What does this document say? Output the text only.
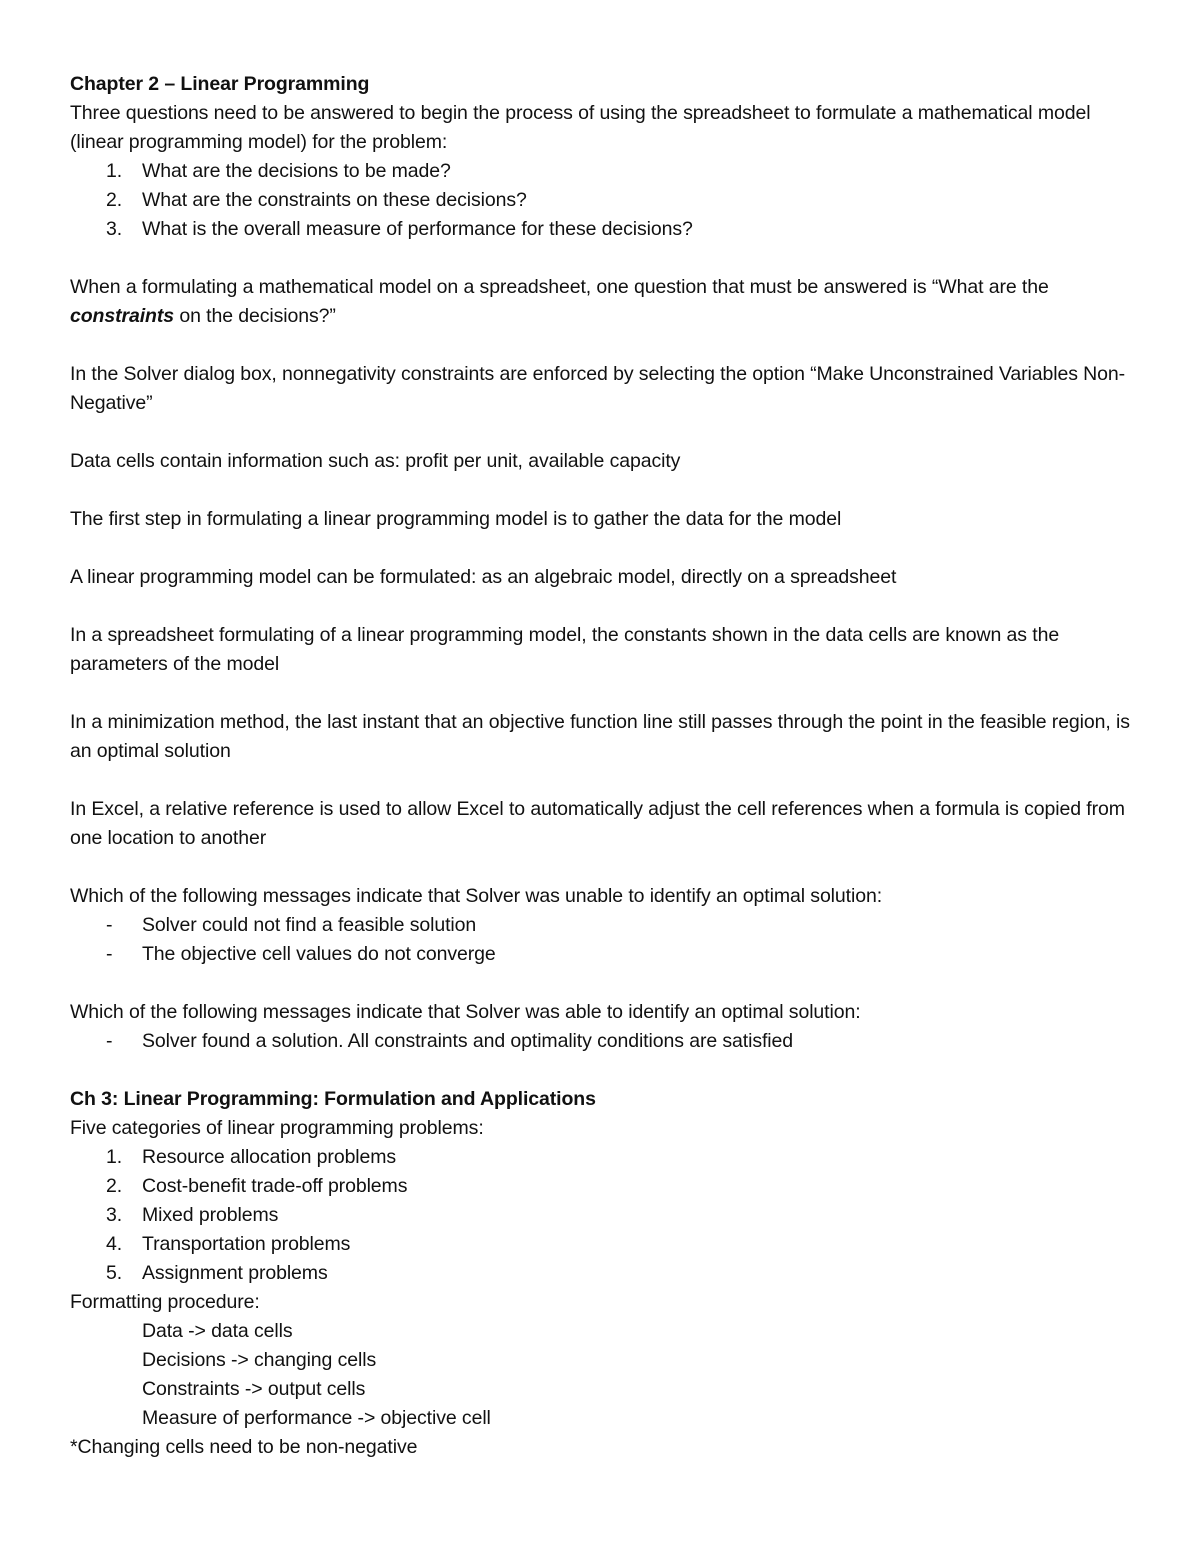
Chapter 2 – Linear Programming
Three questions need to be answered to begin the process of using the spreadsheet to formulate a mathematical model (linear programming model) for the problem:
1.	What are the decisions to be made?
2.	What are the constraints on these decisions?
3.	What is the overall measure of performance for these decisions?
When a formulating a mathematical model on a spreadsheet, one question that must be answered is “What are the constraints on the decisions?”
In the Solver dialog box, nonnegativity constraints are enforced by selecting the option “Make Unconstrained Variables Non-Negative”
Data cells contain information such as: profit per unit, available capacity
The first step in formulating a linear programming model is to gather the data for the model
A linear programming model can be formulated: as an algebraic model, directly on a spreadsheet
In a spreadsheet formulating of a linear programming model, the constants shown in the data cells are known as the parameters of the model
In a minimization method, the last instant that an objective function line still passes through the point in the feasible region, is an optimal solution
In Excel, a relative reference is used to allow Excel to automatically adjust the cell references when a formula is copied from one location to another
Which of the following messages indicate that Solver was unable to identify an optimal solution:
-	Solver could not find a feasible solution
-	The objective cell values do not converge
Which of the following messages indicate that Solver was able to identify an optimal solution:
-	Solver found a solution. All constraints and optimality conditions are satisfied
Ch 3: Linear Programming: Formulation and Applications
Five categories of linear programming problems:
1.	Resource allocation problems
2.	Cost-benefit trade-off problems
3.	Mixed problems
4.	Transportation problems
5.	Assignment problems
Formatting procedure:
Data -> data cells
Decisions -> changing cells
Constraints -> output cells
Measure of performance -> objective cell
*Changing cells need to be non-negative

# PROBLEM STATEMENT
Across all lines above, count those with the string "cells". Only the number is wanted.

# YOUR RESPONSE
6